__Stated task__
Extract each line containing the string "Management".

__Data extract__
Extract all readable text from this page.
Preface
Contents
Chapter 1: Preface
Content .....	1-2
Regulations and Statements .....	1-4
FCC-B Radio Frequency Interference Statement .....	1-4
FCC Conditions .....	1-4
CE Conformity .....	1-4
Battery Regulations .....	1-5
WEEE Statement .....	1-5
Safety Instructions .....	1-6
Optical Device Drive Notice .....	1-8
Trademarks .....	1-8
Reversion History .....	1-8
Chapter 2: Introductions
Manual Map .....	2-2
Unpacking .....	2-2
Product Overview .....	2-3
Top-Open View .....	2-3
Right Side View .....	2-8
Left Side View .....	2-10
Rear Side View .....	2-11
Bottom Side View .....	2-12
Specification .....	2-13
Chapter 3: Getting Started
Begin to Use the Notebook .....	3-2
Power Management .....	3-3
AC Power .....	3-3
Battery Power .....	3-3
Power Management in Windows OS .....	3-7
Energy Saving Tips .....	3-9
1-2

__Solution__
Power Management .....	3-3
Power Management in Windows OS .....	3-7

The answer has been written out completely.